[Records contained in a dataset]
* * * *

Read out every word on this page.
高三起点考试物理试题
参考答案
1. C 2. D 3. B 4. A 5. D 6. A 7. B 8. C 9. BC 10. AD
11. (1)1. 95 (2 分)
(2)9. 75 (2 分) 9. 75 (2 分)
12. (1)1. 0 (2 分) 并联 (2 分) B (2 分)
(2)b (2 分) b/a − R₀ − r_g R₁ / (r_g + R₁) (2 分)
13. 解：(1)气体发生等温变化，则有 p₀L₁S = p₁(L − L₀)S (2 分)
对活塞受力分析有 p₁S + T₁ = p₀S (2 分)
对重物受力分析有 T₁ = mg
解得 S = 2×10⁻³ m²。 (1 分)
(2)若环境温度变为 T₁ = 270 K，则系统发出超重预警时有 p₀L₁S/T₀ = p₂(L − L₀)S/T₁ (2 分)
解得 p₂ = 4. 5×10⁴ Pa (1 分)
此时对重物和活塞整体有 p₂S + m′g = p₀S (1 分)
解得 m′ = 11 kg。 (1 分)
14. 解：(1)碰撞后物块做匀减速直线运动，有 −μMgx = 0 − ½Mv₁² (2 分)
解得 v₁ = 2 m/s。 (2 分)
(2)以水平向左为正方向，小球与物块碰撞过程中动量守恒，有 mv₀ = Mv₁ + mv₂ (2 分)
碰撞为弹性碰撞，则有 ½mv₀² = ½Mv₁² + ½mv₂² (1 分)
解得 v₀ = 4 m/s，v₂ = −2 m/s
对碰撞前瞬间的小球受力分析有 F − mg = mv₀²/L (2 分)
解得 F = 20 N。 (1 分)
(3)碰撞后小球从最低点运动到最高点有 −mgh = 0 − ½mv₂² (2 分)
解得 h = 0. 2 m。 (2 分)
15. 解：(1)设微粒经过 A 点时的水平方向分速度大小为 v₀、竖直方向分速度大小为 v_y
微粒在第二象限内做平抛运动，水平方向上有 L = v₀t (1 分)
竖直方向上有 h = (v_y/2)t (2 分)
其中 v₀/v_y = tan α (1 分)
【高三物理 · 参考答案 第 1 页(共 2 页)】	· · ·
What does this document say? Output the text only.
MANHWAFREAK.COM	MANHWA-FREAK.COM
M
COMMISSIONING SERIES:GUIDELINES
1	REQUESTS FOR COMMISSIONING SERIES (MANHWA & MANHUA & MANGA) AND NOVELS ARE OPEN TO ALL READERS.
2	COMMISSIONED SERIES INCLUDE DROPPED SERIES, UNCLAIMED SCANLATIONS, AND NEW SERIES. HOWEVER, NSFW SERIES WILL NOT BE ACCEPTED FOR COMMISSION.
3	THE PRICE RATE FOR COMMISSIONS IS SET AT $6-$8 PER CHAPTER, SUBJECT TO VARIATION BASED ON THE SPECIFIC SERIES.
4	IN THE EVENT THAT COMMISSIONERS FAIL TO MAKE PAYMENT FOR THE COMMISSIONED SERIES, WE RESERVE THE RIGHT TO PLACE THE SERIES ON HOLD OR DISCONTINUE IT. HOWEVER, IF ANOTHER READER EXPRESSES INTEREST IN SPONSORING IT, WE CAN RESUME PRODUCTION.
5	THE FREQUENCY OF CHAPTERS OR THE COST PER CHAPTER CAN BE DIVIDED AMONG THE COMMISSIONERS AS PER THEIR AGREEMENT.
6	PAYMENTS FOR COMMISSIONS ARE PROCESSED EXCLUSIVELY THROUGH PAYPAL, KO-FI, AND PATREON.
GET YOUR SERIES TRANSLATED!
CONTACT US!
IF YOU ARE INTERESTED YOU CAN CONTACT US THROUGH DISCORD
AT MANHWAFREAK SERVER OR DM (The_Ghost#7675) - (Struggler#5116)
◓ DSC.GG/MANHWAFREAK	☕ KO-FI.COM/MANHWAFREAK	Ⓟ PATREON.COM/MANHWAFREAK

* * * *

*Exercise instructions:* Print the records above exactly as they appear.

*Exercise output:*
Read out every word on this page.
高三起点考试物理试题
参考答案
1. C 2. D 3. B 4. A 5. D 6. A 7. B 8. C 9. BC 10. AD
11. (1)1. 95 (2 分)
(2)9. 75 (2 分) 9. 75 (2 分)
12. (1)1. 0 (2 分) 并联 (2 分) B (2 分)
(2)b (2 分) b/a − R₀ − r_g R₁ / (r_g + R₁) (2 分)
13. 解：(1)气体发生等温变化，则有 p₀L₁S = p₁(L − L₀)S (2 分)
对活塞受力分析有 p₁S + T₁ = p₀S (2 分)
对重物受力分析有 T₁ = mg
解得 S = 2×10⁻³ m²。 (1 分)
(2)若环境温度变为 T₁ = 270 K，则系统发出超重预警时有 p₀L₁S/T₀ = p₂(L − L₀)S/T₁ (2 分)
解得 p₂ = 4. 5×10⁴ Pa (1 分)
此时对重物和活塞整体有 p₂S + m′g = p₀S (1 分)
解得 m′ = 11 kg。 (1 分)
14. 解：(1)碰撞后物块做匀减速直线运动，有 −μMgx = 0 − ½Mv₁² (2 分)
解得 v₁ = 2 m/s。 (2 分)
(2)以水平向左为正方向，小球与物块碰撞过程中动量守恒，有 mv₀ = Mv₁ + mv₂ (2 分)
碰撞为弹性碰撞，则有 ½mv₀² = ½Mv₁² + ½mv₂² (1 分)
解得 v₀ = 4 m/s，v₂ = −2 m/s
对碰撞前瞬间的小球受力分析有 F − mg = mv₀²/L (2 分)
解得 F = 20 N。 (1 分)
(3)碰撞后小球从最低点运动到最高点有 −mgh = 0 − ½mv₂² (2 分)
解得 h = 0. 2 m。 (2 分)
15. 解：(1)设微粒经过 A 点时的水平方向分速度大小为 v₀、竖直方向分速度大小为 v_y
微粒在第二象限内做平抛运动，水平方向上有 L = v₀t (1 分)
竖直方向上有 h = (v_y/2)t (2 分)
其中 v₀/v_y = tan α (1 分)
【高三物理 · 参考答案 第 1 页(共 2 页)】	· · ·
What does this document say? Output the text only.
MANHWAFREAK.COM	MANHWA-FREAK.COM
M
COMMISSIONING SERIES:GUIDELINES
1	REQUESTS FOR COMMISSIONING SERIES (MANHWA & MANHUA & MANGA) AND NOVELS ARE OPEN TO ALL READERS.
2	COMMISSIONED SERIES INCLUDE DROPPED SERIES, UNCLAIMED SCANLATIONS, AND NEW SERIES. HOWEVER, NSFW SERIES WILL NOT BE ACCEPTED FOR COMMISSION.
3	THE PRICE RATE FOR COMMISSIONS IS SET AT $6-$8 PER CHAPTER, SUBJECT TO VARIATION BASED ON THE SPECIFIC SERIES.
4	IN THE EVENT THAT COMMISSIONERS FAIL TO MAKE PAYMENT FOR THE COMMISSIONED SERIES, WE RESERVE THE RIGHT TO PLACE THE SERIES ON HOLD OR DISCONTINUE IT. HOWEVER, IF ANOTHER READER EXPRESSES INTEREST IN SPONSORING IT, WE CAN RESUME PRODUCTION.
5	THE FREQUENCY OF CHAPTERS OR THE COST PER CHAPTER CAN BE DIVIDED AMONG THE COMMISSIONERS AS PER THEIR AGREEMENT.
6	PAYMENTS FOR COMMISSIONS ARE PROCESSED EXCLUSIVELY THROUGH PAYPAL, KO-FI, AND PATREON.
GET YOUR SERIES TRANSLATED!
CONTACT US!
IF YOU ARE INTERESTED YOU CAN CONTACT US THROUGH DISCORD
AT MANHWAFREAK SERVER OR DM (The_Ghost#7675) - (Struggler#5116)
◓ DSC.GG/MANHWAFREAK	☕ KO-FI.COM/MANHWAFREAK	Ⓟ PATREON.COM/MANHWAFREAK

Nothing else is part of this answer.